• **Extracted records**
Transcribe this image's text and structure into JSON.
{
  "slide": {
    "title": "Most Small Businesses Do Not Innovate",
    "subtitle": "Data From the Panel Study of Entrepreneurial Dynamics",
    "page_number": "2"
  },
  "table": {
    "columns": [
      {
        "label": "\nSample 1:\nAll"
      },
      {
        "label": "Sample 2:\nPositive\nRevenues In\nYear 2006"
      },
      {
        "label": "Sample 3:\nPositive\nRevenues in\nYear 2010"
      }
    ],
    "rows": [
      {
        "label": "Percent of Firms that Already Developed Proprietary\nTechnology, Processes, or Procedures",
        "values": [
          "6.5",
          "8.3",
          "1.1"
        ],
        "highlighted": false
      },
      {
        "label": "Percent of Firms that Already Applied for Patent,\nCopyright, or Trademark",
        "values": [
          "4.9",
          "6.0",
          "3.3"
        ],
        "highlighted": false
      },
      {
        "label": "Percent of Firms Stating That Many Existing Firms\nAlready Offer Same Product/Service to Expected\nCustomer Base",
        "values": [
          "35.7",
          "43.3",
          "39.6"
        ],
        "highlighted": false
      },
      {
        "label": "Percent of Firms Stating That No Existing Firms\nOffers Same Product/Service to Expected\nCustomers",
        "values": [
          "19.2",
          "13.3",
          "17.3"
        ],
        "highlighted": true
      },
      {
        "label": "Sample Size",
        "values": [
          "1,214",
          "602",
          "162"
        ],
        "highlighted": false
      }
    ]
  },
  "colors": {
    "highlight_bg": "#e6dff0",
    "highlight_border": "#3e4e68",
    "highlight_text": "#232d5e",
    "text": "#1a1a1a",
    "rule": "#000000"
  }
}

• **Task objective**
Copy out the material word for word and line for line.

• **Answer to the problem**
Transcribe this image's text and structure into JSON.
{
  "slide": {
    "title": "Most Small Businesses Do Not Innovate",
    "subtitle": "Data From the Panel Study of Entrepreneurial Dynamics",
    "page_number": "2"
  },
  "table": {
    "columns": [
      {
        "label": "\nSample 1:\nAll"
      },
      {
        "label": "Sample 2:\nPositive\nRevenues In\nYear 2006"
      },
      {
        "label": "Sample 3:\nPositive\nRevenues in\nYear 2010"
      }
    ],
    "rows": [
      {
        "label": "Percent of Firms that Already Developed Proprietary\nTechnology, Processes, or Procedures",
        "values": [
          "6.5",
          "8.3",
          "1.1"
        ],
        "highlighted": false
      },
      {
        "label": "Percent of Firms that Already Applied for Patent,\nCopyright, or Trademark",
        "values": [
          "4.9",
          "6.0",
          "3.3"
        ],
        "highlighted": false
      },
      {
        "label": "Percent of Firms Stating That Many Existing Firms\nAlready Offer Same Product/Service to Expected\nCustomer Base",
        "values": [
          "35.7",
          "43.3",
          "39.6"
        ],
        "highlighted": false
      },
      {
        "label": "Percent of Firms Stating That No Existing Firms\nOffers Same Product/Service to Expected\nCustomers",
        "values": [
          "19.2",
          "13.3",
          "17.3"
        ],
        "highlighted": true
      },
      {
        "label": "Sample Size",
        "values": [
          "1,214",
          "602",
          "162"
        ],
        "highlighted": false
      }
    ]
  },
  "colors": {
    "highlight_bg": "#e6dff0",
    "highlight_border": "#3e4e68",
    "highlight_text": "#232d5e",
    "text": "#1a1a1a",
    "rule": "#000000"
  }
}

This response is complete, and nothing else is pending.